- WHAT YOU WILL DO
Find every line in the records that holds the string "sobey". Copy each one.

- EXERCISE MATERIALS

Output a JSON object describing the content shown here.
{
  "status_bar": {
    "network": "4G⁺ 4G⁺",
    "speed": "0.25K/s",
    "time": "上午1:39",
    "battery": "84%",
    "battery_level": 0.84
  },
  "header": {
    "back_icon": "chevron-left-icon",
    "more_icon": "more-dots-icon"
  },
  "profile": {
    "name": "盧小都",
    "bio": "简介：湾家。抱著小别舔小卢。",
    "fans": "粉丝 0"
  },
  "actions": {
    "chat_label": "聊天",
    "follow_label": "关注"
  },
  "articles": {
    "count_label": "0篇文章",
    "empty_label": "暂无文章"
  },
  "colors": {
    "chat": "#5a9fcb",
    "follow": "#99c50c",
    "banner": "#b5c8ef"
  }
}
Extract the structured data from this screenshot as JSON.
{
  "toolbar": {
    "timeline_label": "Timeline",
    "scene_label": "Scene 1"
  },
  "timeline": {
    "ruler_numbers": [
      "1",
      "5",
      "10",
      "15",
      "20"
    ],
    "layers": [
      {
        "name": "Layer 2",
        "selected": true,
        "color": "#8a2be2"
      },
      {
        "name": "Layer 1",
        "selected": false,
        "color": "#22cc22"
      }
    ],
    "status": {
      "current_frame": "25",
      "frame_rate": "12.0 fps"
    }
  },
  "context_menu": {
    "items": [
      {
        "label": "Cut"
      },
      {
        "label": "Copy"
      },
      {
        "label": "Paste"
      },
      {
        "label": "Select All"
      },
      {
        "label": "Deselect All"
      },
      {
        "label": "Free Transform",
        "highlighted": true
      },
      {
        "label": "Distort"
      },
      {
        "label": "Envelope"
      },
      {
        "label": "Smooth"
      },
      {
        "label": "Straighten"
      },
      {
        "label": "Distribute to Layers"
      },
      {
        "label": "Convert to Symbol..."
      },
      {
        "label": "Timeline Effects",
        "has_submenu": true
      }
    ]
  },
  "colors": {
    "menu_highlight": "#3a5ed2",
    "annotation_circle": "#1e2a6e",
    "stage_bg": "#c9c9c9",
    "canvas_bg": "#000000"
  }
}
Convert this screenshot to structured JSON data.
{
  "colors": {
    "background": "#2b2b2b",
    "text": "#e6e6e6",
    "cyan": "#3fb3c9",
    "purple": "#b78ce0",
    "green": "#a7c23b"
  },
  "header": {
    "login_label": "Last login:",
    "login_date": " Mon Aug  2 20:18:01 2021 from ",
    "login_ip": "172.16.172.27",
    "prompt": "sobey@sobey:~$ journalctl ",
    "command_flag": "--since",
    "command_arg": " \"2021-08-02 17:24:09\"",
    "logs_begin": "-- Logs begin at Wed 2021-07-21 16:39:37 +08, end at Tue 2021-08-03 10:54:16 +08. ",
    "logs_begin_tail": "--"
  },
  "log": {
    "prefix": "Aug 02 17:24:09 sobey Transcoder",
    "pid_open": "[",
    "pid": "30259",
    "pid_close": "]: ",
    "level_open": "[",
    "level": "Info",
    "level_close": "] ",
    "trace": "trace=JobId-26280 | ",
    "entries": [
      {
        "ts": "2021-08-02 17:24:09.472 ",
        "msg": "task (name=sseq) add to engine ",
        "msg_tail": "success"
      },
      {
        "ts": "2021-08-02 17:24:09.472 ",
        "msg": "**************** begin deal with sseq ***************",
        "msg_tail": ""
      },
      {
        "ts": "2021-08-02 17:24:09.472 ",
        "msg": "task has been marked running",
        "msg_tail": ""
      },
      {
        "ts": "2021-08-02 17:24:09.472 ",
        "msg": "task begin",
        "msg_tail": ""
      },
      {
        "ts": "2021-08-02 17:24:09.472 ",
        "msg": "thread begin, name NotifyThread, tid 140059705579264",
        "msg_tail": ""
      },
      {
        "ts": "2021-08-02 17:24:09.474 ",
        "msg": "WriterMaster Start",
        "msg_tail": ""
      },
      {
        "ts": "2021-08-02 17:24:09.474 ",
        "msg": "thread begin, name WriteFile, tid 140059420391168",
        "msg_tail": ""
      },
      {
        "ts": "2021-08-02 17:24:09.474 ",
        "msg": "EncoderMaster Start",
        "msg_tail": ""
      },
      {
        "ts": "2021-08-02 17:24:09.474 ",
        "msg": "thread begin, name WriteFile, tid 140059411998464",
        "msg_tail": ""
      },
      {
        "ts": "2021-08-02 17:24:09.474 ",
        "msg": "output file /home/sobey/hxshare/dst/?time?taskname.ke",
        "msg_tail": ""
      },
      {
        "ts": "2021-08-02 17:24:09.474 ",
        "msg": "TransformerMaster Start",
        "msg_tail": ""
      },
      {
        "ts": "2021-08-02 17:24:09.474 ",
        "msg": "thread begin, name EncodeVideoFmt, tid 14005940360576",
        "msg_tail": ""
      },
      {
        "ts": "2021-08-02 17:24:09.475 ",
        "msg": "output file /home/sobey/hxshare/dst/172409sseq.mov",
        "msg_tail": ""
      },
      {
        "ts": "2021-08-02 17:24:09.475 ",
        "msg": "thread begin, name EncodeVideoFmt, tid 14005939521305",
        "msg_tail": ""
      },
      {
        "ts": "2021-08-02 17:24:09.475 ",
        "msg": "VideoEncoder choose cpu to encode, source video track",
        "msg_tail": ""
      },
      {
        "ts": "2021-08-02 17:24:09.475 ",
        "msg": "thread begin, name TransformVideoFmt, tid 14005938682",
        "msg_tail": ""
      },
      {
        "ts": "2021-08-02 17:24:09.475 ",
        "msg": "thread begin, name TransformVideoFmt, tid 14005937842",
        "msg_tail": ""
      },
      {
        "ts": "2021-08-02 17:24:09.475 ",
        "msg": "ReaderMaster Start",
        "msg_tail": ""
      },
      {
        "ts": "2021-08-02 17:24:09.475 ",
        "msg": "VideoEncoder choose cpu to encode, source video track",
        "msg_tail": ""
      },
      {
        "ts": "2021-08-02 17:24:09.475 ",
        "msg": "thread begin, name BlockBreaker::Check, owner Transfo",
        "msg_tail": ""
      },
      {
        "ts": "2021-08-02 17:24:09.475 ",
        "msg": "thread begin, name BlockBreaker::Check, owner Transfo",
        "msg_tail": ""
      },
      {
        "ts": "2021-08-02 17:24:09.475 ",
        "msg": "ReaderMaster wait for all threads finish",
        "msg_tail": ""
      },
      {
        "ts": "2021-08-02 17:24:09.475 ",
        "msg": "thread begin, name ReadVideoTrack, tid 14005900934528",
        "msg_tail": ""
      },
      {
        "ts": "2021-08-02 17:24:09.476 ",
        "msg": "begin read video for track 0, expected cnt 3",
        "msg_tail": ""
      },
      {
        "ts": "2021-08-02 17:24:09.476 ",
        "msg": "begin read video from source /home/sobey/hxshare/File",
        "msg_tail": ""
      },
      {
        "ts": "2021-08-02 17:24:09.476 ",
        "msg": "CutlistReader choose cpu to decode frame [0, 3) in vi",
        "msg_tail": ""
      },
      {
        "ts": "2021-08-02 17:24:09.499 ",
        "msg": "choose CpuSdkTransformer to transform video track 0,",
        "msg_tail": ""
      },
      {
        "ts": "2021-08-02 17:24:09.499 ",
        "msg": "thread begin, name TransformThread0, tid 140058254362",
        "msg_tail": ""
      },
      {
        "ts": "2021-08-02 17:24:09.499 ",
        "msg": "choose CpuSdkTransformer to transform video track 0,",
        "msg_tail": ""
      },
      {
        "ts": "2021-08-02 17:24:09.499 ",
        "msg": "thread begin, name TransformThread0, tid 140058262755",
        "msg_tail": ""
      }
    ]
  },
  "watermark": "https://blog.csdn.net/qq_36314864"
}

- RESULT OF THE EXERCISE
    "prompt": "sobey@sobey:~$ journalctl ",
    "prefix": "Aug 02 17:24:09 sobey Transcoder",
        "msg": "output file /home/sobey/hxshare/dst/?time?taskname.ke",
        "msg": "output file /home/sobey/hxshare/dst/172409sseq.mov",
        "msg": "begin read video from source /home/sobey/hxshare/File",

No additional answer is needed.